(Dataset excerpt)
Start

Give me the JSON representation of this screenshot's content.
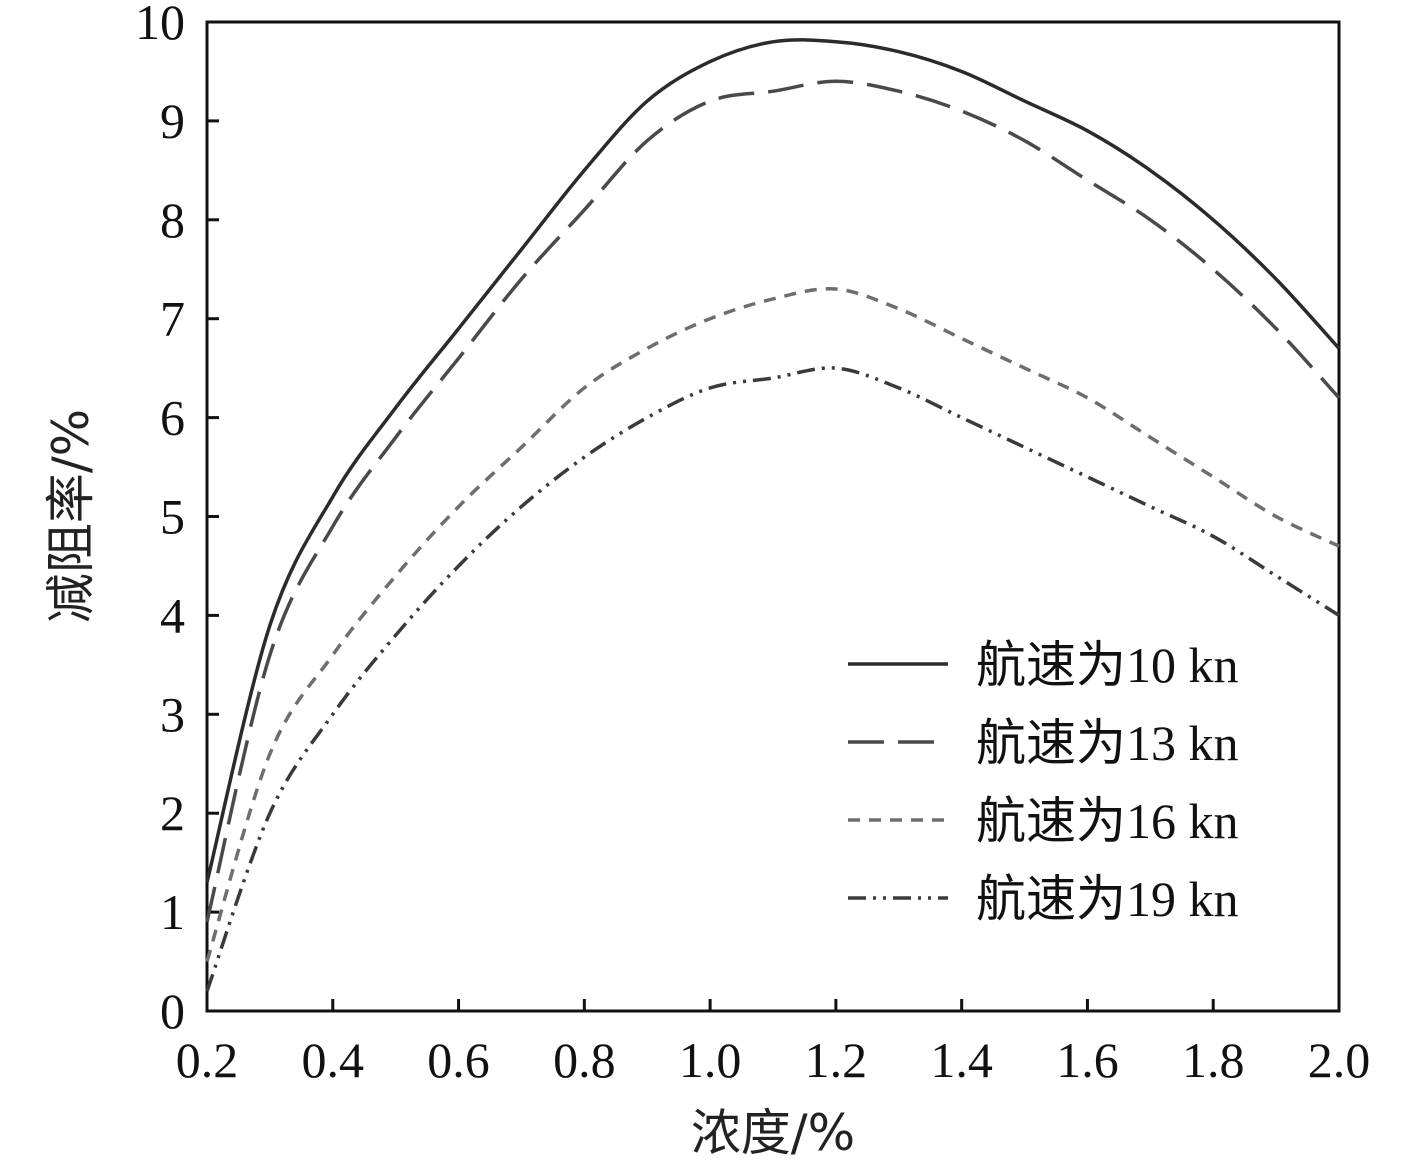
{
  "chart_data": {
    "type": "line",
    "title": "",
    "xlabel": "浓度/%",
    "ylabel": "减阻率/%",
    "xlim": [
      0.2,
      2.0
    ],
    "ylim": [
      0,
      10
    ],
    "x_ticks": [
      "0.2",
      "0.4",
      "0.6",
      "0.8",
      "1.0",
      "1.2",
      "1.4",
      "1.6",
      "1.8",
      "2.0"
    ],
    "y_ticks": [
      "0",
      "1",
      "2",
      "3",
      "4",
      "5",
      "6",
      "7",
      "8",
      "9",
      "10"
    ],
    "legend_position": "bottom-right",
    "grid": false,
    "x": [
      0.2,
      0.3,
      0.4,
      0.5,
      0.6,
      0.7,
      0.8,
      0.9,
      1.0,
      1.1,
      1.2,
      1.3,
      1.4,
      1.5,
      1.6,
      1.7,
      1.8,
      1.9,
      2.0
    ],
    "series": [
      {
        "name": "航速为10 kn",
        "color": "#2b2b2b",
        "dash": "solid",
        "values": [
          1.3,
          3.9,
          5.2,
          6.1,
          6.9,
          7.7,
          8.5,
          9.2,
          9.6,
          9.8,
          9.8,
          9.7,
          9.5,
          9.2,
          8.9,
          8.5,
          8.0,
          7.4,
          6.7
        ]
      },
      {
        "name": "航速为13 kn",
        "color": "#4a4a4a",
        "dash": "long-dash",
        "values": [
          0.9,
          3.6,
          4.9,
          5.8,
          6.6,
          7.4,
          8.1,
          8.8,
          9.2,
          9.3,
          9.4,
          9.3,
          9.1,
          8.8,
          8.4,
          8.0,
          7.5,
          6.9,
          6.2
        ]
      },
      {
        "name": "航速为16 kn",
        "color": "#6e6e6e",
        "dash": "short-dash",
        "values": [
          0.5,
          2.6,
          3.6,
          4.4,
          5.1,
          5.7,
          6.3,
          6.7,
          7.0,
          7.2,
          7.3,
          7.1,
          6.8,
          6.5,
          6.2,
          5.8,
          5.4,
          5.0,
          4.7
        ]
      },
      {
        "name": "航速为19 kn",
        "color": "#3a3a3a",
        "dash": "dash-dot-dot",
        "values": [
          0.2,
          2.0,
          3.0,
          3.8,
          4.5,
          5.1,
          5.6,
          6.0,
          6.3,
          6.4,
          6.5,
          6.3,
          6.0,
          5.7,
          5.4,
          5.1,
          4.8,
          4.4,
          4.0
        ]
      }
    ]
  }
}
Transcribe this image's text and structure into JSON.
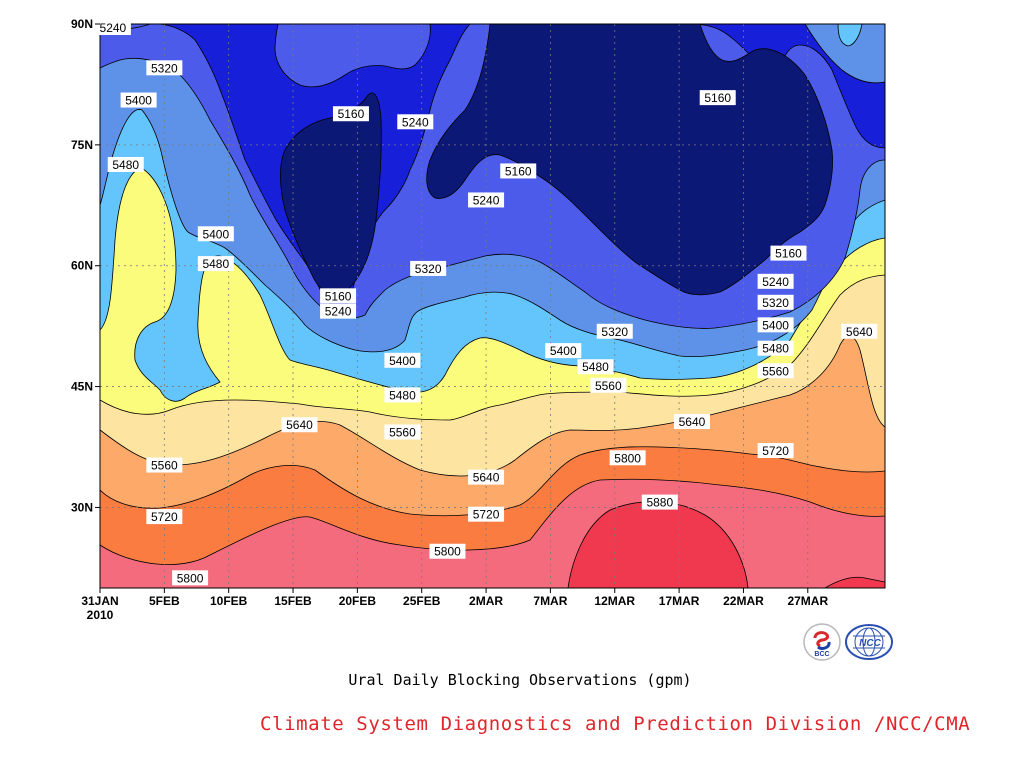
{
  "chart_data": {
    "type": "heatmap",
    "subtype": "filled-contour",
    "title": "Ural Daily Blocking Observations (gpm)",
    "source": "Climate System Diagnostics and Prediction Division /NCC/CMA",
    "x_ticks": [
      "31JAN",
      "5FEB",
      "10FEB",
      "15FEB",
      "20FEB",
      "25FEB",
      "2MAR",
      "7MAR",
      "12MAR",
      "17MAR",
      "22MAR",
      "27MAR"
    ],
    "x_year_label": "2010",
    "x_day_range": [
      0,
      61
    ],
    "x_tick_days": [
      0,
      5,
      10,
      15,
      20,
      25,
      30,
      35,
      40,
      45,
      50,
      55
    ],
    "y_ticks": [
      "30N",
      "45N",
      "60N",
      "75N",
      "90N"
    ],
    "y_tick_values": [
      30,
      45,
      60,
      75,
      90
    ],
    "ylim": [
      20,
      90
    ],
    "grid": true,
    "levels": [
      5160,
      5240,
      5320,
      5400,
      5480,
      5560,
      5640,
      5720,
      5800,
      5880
    ],
    "level_colors": {
      "lt5160": "#0b1875",
      "5160": "#1720d8",
      "5240": "#4c5bea",
      "5320": "#5e91e8",
      "5400": "#64c4fc",
      "5480": "#fbfb7c",
      "5560": "#fde4a0",
      "5640": "#fca96a",
      "5720": "#fb7c40",
      "5800": "#f36b7c",
      "5880": "#f0384e"
    },
    "contour_labels": [
      {
        "value": "5240",
        "day": 1,
        "lat": 89.5
      },
      {
        "value": "5320",
        "day": 5,
        "lat": 84.5
      },
      {
        "value": "5400",
        "day": 3,
        "lat": 80.5
      },
      {
        "value": "5480",
        "day": 2,
        "lat": 72.5
      },
      {
        "value": "5160",
        "day": 19.5,
        "lat": 78.8
      },
      {
        "value": "5240",
        "day": 24.5,
        "lat": 77.8
      },
      {
        "value": "5160",
        "day": 32.5,
        "lat": 71.7
      },
      {
        "value": "5160",
        "day": 48,
        "lat": 80.8
      },
      {
        "value": "5240",
        "day": 30,
        "lat": 68.1
      },
      {
        "value": "5400",
        "day": 9,
        "lat": 63.9
      },
      {
        "value": "5480",
        "day": 9,
        "lat": 60.2
      },
      {
        "value": "5320",
        "day": 25.5,
        "lat": 59.6
      },
      {
        "value": "5160",
        "day": 18.5,
        "lat": 56.2
      },
      {
        "value": "5240",
        "day": 18.5,
        "lat": 54.3
      },
      {
        "value": "5160",
        "day": 53.5,
        "lat": 61.5
      },
      {
        "value": "5240",
        "day": 52.5,
        "lat": 58.0
      },
      {
        "value": "5320",
        "day": 52.5,
        "lat": 55.4
      },
      {
        "value": "5400",
        "day": 52.5,
        "lat": 52.6
      },
      {
        "value": "5480",
        "day": 52.5,
        "lat": 49.7
      },
      {
        "value": "5560",
        "day": 52.5,
        "lat": 46.9
      },
      {
        "value": "5320",
        "day": 40,
        "lat": 51.8
      },
      {
        "value": "5400",
        "day": 36,
        "lat": 49.4
      },
      {
        "value": "5480",
        "day": 38.5,
        "lat": 47.4
      },
      {
        "value": "5560",
        "day": 39.5,
        "lat": 45.1
      },
      {
        "value": "5400",
        "day": 23.5,
        "lat": 48.2
      },
      {
        "value": "5480",
        "day": 23.5,
        "lat": 43.9
      },
      {
        "value": "5560",
        "day": 23.5,
        "lat": 39.3
      },
      {
        "value": "5640",
        "day": 15.5,
        "lat": 40.2
      },
      {
        "value": "5640",
        "day": 46,
        "lat": 40.6
      },
      {
        "value": "5640",
        "day": 59,
        "lat": 51.8
      },
      {
        "value": "5720",
        "day": 52.5,
        "lat": 37.0
      },
      {
        "value": "5800",
        "day": 41,
        "lat": 36.1
      },
      {
        "value": "5640",
        "day": 30,
        "lat": 33.7
      },
      {
        "value": "5720",
        "day": 30,
        "lat": 29.1
      },
      {
        "value": "5880",
        "day": 43.5,
        "lat": 30.6
      },
      {
        "value": "5560",
        "day": 5,
        "lat": 35.2
      },
      {
        "value": "5720",
        "day": 5,
        "lat": 28.8
      },
      {
        "value": "5800",
        "day": 27,
        "lat": 24.5
      },
      {
        "value": "5800",
        "day": 7,
        "lat": 21.2
      }
    ]
  },
  "logos": {
    "bcc_text": "BCC",
    "ncc_text": "NCC"
  }
}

End

- [Directions for this task]
Determine the number of lines where the string "JSON" occurs, and give that number only.

- [Complete output]
2